◆ Task goal:
Give the records from their first line up to and including the line with "float-dock-icon[interactable] bbox=[1618, 157, 1628, 167]" as a JSON list of strings, one string per line, omitting any blank lines.
─── Material for this task ───
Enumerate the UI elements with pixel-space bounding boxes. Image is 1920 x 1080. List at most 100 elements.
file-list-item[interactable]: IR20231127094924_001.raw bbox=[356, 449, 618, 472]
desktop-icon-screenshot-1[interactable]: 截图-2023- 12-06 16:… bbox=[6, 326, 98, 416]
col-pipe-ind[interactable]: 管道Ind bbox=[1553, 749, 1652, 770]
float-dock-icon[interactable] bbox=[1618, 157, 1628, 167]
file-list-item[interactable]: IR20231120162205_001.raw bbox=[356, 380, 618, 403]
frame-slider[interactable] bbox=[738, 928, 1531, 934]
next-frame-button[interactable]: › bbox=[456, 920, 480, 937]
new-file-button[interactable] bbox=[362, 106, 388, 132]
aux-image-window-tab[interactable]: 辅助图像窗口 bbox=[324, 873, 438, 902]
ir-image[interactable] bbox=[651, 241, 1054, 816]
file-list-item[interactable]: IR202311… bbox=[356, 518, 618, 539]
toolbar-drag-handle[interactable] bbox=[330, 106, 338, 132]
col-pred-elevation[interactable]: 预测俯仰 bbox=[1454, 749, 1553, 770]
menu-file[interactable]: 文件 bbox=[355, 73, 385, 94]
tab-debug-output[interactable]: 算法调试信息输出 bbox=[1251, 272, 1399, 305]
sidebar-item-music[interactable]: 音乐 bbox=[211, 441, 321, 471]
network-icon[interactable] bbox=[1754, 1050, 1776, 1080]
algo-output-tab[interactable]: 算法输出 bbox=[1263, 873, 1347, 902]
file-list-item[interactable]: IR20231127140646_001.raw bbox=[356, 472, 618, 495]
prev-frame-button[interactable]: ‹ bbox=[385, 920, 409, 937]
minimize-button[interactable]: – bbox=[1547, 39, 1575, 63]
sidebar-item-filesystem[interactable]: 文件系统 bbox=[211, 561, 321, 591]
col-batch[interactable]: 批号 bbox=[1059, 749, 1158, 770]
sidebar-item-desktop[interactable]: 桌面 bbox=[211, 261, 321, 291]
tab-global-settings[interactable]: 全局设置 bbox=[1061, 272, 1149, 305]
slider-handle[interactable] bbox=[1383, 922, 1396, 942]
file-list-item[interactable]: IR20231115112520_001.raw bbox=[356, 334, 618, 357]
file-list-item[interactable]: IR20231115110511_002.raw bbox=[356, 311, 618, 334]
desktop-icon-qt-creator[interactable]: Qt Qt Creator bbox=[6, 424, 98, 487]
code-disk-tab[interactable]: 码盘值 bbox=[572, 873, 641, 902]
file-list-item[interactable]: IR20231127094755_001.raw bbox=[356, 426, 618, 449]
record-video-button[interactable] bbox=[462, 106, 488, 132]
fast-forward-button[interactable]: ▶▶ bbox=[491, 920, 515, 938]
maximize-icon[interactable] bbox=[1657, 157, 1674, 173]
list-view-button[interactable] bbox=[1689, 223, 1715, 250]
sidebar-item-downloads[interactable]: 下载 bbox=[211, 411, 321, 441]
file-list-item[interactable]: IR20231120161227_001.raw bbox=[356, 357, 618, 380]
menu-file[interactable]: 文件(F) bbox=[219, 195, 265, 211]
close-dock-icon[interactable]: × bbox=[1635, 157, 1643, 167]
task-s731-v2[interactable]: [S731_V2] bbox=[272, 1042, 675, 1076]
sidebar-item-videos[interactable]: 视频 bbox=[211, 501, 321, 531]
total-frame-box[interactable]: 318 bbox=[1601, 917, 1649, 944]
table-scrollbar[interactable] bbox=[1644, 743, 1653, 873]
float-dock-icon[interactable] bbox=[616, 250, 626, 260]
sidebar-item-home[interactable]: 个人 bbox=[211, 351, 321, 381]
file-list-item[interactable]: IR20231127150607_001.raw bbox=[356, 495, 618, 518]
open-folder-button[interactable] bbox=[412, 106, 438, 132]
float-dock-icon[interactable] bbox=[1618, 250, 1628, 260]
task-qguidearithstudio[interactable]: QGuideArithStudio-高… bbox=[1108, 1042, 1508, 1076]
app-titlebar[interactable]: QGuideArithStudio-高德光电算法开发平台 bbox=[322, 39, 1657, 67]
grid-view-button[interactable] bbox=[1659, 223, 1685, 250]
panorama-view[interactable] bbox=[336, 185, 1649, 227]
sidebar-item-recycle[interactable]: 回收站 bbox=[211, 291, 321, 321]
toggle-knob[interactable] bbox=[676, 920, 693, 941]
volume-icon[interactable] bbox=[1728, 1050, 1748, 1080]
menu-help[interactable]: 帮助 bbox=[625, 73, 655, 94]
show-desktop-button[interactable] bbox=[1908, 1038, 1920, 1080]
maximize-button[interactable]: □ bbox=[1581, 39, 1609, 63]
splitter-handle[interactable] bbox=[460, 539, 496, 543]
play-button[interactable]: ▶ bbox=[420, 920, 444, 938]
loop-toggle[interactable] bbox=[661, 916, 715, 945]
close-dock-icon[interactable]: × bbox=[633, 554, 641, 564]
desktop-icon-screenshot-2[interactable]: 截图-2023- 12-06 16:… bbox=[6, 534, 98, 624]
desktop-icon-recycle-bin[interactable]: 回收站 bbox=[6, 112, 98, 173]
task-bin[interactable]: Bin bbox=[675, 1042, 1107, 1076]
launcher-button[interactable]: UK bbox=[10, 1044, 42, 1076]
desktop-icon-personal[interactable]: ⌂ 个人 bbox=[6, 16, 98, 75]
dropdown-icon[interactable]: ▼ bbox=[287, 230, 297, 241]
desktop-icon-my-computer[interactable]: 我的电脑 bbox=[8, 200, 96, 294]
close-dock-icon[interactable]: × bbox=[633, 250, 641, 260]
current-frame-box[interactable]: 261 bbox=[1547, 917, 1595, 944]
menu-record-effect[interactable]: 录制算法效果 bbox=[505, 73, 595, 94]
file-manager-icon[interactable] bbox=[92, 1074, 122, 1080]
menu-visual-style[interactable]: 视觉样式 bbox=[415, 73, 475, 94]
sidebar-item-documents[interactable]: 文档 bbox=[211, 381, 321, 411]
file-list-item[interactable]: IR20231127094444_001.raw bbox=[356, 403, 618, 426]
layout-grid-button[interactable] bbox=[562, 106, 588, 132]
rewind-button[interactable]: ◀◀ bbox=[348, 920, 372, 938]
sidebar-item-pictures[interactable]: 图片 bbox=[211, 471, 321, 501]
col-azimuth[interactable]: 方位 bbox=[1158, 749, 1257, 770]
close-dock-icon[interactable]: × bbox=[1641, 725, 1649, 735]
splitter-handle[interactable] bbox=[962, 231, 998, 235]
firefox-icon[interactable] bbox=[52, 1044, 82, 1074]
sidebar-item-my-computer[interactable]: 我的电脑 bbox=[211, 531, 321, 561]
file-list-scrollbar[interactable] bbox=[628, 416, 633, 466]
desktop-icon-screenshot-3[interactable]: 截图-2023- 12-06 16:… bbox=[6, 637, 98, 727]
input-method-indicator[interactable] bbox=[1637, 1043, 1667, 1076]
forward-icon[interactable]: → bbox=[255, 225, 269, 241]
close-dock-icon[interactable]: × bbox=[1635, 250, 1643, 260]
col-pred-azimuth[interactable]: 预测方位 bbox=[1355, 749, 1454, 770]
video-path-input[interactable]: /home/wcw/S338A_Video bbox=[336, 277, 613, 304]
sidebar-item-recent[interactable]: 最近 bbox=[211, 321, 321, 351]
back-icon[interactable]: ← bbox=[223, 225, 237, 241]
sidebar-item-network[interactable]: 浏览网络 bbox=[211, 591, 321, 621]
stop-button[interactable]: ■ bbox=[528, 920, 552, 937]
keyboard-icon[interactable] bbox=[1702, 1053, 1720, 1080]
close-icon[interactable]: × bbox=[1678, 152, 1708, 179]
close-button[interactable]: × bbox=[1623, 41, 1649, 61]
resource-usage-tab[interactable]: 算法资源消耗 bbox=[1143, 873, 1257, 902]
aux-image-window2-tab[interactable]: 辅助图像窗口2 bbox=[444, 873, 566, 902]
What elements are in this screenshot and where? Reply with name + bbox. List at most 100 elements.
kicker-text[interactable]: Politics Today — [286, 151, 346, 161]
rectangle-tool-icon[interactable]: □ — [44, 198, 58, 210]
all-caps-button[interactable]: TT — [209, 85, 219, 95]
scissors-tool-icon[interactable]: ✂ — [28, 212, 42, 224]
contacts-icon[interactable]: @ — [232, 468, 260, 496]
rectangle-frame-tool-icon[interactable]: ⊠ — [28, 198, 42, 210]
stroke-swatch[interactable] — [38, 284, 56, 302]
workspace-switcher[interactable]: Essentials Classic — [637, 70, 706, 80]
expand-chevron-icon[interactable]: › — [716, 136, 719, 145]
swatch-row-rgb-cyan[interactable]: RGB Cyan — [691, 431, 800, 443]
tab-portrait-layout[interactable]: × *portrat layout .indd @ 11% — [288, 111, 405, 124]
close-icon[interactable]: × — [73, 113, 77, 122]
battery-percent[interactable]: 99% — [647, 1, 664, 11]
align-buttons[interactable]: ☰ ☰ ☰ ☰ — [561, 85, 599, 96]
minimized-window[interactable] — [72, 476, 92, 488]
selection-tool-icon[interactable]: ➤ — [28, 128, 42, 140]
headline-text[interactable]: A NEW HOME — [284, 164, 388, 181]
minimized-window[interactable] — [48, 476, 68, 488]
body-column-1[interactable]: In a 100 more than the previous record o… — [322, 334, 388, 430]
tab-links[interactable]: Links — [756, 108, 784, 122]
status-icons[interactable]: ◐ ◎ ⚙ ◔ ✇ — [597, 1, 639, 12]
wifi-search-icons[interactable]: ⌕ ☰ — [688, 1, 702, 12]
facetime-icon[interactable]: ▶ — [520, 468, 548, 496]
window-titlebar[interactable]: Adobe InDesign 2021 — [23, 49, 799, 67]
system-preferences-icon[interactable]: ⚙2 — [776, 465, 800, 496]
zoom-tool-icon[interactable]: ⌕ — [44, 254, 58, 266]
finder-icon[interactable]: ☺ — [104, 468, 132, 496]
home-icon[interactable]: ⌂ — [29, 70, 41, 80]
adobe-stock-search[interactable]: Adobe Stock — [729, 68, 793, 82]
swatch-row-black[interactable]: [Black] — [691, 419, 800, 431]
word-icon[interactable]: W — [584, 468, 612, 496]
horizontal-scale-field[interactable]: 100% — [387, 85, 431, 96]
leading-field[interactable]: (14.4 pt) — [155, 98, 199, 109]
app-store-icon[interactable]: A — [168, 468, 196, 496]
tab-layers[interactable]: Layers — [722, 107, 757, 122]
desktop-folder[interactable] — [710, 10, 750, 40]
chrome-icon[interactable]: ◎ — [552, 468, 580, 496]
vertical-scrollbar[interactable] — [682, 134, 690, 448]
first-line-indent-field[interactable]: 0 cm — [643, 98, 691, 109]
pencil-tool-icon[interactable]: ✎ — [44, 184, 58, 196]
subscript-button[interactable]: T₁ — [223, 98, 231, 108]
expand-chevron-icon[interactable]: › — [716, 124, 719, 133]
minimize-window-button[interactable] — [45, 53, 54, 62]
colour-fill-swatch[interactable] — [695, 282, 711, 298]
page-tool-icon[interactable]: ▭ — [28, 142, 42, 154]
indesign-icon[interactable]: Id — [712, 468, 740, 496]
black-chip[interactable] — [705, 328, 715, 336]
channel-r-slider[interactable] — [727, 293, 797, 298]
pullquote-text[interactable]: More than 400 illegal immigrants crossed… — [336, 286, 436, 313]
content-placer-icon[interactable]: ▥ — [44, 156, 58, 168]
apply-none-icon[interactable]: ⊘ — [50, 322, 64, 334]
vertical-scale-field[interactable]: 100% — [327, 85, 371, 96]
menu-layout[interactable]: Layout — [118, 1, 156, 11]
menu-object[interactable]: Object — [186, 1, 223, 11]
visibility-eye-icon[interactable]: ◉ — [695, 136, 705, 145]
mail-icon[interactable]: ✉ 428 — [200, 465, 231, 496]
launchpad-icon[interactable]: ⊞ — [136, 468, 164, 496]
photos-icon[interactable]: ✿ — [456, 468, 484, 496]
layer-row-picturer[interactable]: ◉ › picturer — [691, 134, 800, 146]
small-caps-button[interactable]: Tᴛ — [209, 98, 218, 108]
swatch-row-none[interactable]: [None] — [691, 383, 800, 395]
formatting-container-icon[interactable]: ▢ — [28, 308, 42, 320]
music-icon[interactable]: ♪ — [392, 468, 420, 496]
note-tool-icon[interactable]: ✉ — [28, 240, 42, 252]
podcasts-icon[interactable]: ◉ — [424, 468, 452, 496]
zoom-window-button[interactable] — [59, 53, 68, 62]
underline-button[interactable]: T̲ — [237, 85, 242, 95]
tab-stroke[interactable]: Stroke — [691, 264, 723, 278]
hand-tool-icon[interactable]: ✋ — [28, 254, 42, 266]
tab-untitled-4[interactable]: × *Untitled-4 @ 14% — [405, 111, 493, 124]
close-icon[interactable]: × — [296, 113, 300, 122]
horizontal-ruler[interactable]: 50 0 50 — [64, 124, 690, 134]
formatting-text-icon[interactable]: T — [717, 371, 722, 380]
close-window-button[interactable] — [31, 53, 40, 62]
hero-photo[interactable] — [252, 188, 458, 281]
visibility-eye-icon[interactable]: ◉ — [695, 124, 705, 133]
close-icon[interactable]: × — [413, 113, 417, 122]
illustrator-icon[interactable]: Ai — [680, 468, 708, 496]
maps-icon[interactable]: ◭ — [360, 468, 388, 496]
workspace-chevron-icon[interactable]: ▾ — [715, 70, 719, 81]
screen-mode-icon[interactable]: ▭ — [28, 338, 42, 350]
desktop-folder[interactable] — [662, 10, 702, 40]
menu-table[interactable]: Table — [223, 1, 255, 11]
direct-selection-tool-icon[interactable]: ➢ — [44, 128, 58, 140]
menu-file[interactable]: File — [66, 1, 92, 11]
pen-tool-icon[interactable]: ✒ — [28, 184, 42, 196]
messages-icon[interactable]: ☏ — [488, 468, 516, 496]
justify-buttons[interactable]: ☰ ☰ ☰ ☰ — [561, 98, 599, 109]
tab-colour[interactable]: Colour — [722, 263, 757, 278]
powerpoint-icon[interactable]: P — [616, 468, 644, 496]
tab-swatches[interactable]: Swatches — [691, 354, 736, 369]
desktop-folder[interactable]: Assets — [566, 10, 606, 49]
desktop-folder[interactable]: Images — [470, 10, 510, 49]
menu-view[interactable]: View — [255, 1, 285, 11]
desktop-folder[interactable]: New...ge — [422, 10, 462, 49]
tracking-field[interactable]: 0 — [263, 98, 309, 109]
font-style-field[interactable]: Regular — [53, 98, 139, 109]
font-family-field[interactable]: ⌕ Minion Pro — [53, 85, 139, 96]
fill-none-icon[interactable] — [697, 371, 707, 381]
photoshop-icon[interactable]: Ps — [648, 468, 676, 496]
───
◆ Response for this exercise:
[
  "Enumerate the UI elements with pixel-space bounding boxes. Image is 1920 x 1080. List at most 100 elements.",
  "file-list-item[interactable]: IR20231127094924_001.raw bbox=[356, 449, 618, 472]",
  "desktop-icon-screenshot-1[interactable]: 截图-2023- 12-06 16:… bbox=[6, 326, 98, 416]",
  "col-pipe-ind[interactable]: 管道Ind bbox=[1553, 749, 1652, 770]",
  "float-dock-icon[interactable] bbox=[1618, 157, 1628, 167]"
]